_EXTRACTED MATERIAL_
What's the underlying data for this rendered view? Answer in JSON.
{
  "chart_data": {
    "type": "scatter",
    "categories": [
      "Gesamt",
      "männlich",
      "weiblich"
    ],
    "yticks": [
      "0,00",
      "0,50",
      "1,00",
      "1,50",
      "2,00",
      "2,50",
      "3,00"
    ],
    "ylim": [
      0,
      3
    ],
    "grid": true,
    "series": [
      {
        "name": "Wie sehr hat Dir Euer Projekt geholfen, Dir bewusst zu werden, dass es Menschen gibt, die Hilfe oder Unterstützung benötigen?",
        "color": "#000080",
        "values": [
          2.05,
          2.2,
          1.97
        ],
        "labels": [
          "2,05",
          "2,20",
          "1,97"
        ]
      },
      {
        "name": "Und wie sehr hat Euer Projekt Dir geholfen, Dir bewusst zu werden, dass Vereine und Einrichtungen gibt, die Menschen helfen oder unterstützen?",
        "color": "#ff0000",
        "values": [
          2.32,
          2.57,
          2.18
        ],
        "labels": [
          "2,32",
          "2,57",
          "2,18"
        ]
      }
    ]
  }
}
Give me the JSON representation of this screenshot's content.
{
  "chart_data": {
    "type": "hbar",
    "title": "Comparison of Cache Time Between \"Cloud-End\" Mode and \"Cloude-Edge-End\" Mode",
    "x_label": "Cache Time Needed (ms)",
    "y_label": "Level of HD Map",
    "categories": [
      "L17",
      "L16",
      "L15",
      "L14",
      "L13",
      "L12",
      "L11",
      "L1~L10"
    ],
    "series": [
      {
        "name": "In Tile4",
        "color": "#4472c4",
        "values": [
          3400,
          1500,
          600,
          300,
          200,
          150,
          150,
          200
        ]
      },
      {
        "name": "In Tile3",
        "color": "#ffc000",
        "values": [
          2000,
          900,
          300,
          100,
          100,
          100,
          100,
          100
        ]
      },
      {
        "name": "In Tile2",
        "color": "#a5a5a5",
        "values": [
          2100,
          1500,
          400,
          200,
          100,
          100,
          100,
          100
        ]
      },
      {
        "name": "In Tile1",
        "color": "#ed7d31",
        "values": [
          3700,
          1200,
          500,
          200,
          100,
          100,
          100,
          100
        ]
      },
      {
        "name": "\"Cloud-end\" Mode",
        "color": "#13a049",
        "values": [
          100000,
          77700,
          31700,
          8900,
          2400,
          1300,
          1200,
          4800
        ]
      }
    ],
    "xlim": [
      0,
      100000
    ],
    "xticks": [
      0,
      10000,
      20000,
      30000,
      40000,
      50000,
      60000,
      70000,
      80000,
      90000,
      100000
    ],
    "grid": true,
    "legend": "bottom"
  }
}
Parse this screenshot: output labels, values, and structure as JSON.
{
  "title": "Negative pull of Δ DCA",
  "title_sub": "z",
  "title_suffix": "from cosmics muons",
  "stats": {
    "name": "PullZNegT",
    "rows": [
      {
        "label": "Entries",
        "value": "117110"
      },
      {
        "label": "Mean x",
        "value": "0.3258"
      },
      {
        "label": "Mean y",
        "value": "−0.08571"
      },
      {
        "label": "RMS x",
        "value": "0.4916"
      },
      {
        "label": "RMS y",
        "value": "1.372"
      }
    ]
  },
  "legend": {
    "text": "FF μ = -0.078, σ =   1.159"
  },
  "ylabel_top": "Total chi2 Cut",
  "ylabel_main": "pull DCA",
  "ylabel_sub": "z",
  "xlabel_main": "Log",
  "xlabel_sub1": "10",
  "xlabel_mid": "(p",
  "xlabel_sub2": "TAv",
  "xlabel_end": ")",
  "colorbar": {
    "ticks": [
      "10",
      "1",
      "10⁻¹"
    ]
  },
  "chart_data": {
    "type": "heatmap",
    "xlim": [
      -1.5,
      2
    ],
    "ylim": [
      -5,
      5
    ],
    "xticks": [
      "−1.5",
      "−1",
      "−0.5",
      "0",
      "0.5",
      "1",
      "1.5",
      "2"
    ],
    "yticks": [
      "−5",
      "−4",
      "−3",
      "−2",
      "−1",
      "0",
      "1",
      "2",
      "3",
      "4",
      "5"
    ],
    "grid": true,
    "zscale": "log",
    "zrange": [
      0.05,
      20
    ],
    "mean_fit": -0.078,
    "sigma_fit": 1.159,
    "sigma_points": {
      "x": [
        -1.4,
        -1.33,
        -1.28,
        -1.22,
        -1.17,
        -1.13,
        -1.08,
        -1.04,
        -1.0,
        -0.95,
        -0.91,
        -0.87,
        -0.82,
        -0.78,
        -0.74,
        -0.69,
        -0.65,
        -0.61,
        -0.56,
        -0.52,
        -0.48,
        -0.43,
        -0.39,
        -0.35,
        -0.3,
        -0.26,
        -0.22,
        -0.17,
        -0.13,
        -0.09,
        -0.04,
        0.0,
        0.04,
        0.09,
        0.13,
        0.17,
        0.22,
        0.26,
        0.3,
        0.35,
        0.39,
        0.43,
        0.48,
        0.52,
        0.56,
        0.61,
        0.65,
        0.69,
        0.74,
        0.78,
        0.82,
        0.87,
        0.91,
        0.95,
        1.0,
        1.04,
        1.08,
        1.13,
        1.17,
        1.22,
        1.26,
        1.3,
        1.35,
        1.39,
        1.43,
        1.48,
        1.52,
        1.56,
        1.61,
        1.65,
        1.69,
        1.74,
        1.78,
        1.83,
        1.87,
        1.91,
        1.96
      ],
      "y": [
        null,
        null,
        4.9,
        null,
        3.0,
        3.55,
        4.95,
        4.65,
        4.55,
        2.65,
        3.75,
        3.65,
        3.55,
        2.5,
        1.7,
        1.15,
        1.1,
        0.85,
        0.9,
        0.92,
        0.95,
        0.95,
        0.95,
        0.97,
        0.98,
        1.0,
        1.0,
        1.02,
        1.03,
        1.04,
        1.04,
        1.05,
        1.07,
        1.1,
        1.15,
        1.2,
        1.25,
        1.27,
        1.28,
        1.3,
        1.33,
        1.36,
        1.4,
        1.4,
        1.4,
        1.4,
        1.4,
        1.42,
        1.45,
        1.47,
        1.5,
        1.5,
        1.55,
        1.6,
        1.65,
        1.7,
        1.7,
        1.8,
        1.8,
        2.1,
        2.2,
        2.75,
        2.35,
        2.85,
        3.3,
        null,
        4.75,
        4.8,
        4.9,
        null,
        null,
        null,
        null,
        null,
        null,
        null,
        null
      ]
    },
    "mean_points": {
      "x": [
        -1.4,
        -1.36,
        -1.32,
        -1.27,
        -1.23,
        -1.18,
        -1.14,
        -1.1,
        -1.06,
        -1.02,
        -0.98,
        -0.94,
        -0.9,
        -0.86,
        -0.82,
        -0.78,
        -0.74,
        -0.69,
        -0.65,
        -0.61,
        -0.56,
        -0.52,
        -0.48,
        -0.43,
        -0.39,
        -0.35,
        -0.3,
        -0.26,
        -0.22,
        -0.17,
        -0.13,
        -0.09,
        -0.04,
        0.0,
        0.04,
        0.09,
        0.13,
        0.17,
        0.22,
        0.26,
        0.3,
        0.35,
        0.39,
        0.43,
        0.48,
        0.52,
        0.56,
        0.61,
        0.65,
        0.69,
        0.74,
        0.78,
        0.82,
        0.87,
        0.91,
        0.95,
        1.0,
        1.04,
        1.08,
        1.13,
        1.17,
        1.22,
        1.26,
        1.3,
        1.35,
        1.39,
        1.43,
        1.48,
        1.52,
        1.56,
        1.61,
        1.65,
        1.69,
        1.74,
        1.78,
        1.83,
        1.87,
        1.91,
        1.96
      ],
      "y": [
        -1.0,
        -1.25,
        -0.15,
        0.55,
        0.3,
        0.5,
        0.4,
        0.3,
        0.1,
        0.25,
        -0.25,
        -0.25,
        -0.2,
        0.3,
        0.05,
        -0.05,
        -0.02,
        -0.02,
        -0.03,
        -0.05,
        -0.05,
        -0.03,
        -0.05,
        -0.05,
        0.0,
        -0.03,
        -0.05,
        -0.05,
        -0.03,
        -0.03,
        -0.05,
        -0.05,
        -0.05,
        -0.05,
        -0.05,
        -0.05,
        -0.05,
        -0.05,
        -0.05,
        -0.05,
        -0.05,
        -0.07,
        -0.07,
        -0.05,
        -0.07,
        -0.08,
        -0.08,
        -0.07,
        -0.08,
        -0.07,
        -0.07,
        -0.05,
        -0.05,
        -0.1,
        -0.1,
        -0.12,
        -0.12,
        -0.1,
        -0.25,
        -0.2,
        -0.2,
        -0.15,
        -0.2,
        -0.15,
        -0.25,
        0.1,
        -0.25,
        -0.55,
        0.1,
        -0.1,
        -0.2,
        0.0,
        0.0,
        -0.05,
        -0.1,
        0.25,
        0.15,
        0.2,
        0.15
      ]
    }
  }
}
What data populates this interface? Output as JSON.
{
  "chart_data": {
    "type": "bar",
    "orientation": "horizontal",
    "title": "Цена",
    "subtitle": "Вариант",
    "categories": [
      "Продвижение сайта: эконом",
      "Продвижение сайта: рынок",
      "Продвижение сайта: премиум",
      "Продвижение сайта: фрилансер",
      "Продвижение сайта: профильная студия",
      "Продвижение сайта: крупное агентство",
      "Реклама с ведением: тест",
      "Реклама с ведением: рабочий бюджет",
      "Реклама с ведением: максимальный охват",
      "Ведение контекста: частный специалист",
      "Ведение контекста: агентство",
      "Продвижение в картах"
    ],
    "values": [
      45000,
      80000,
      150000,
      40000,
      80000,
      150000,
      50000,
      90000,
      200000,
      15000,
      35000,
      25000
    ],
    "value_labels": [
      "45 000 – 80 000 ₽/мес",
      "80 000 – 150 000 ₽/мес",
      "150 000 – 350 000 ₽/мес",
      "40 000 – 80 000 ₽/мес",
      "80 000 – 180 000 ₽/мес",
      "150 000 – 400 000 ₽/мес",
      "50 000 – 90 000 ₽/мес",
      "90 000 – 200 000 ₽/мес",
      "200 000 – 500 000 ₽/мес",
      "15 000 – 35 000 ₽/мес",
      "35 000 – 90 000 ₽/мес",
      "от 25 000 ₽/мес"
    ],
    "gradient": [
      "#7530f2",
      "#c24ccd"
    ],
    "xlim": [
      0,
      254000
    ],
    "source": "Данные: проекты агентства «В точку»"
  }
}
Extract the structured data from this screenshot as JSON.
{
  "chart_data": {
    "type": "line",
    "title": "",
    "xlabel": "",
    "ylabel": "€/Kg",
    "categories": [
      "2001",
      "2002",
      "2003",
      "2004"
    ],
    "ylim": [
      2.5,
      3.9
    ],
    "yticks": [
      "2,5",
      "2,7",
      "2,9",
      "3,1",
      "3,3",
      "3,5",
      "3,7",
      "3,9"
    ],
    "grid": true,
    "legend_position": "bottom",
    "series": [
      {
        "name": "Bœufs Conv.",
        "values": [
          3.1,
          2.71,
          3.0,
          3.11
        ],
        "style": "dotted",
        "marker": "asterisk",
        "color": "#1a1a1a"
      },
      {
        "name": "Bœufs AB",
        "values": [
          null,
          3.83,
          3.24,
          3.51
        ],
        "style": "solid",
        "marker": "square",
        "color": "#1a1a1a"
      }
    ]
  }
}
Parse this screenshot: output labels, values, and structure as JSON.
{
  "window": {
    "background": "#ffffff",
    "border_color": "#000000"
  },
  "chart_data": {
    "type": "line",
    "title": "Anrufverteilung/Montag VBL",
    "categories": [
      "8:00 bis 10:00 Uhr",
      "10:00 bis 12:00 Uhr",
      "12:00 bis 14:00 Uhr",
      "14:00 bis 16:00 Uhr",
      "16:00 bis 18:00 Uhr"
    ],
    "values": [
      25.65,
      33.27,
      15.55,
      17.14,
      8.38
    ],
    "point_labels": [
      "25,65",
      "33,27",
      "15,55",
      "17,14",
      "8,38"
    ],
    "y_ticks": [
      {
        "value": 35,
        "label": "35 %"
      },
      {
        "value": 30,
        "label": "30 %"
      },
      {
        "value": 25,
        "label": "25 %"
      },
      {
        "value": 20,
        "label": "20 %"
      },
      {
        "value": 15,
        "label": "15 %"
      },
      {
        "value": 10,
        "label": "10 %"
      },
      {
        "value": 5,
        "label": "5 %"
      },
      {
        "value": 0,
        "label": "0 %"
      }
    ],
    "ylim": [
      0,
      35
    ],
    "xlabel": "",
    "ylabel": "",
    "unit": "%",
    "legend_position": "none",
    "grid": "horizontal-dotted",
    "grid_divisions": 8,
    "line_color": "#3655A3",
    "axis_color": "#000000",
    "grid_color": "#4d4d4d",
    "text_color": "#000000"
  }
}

_TASK REQUIREMENTS_
Lines of the material that contain the word "What" are to be gathered.

_ANSWER TO THE TASK_
What's the underlying data for this rendered view? Answer in JSON.
What data populates this interface? Output as JSON.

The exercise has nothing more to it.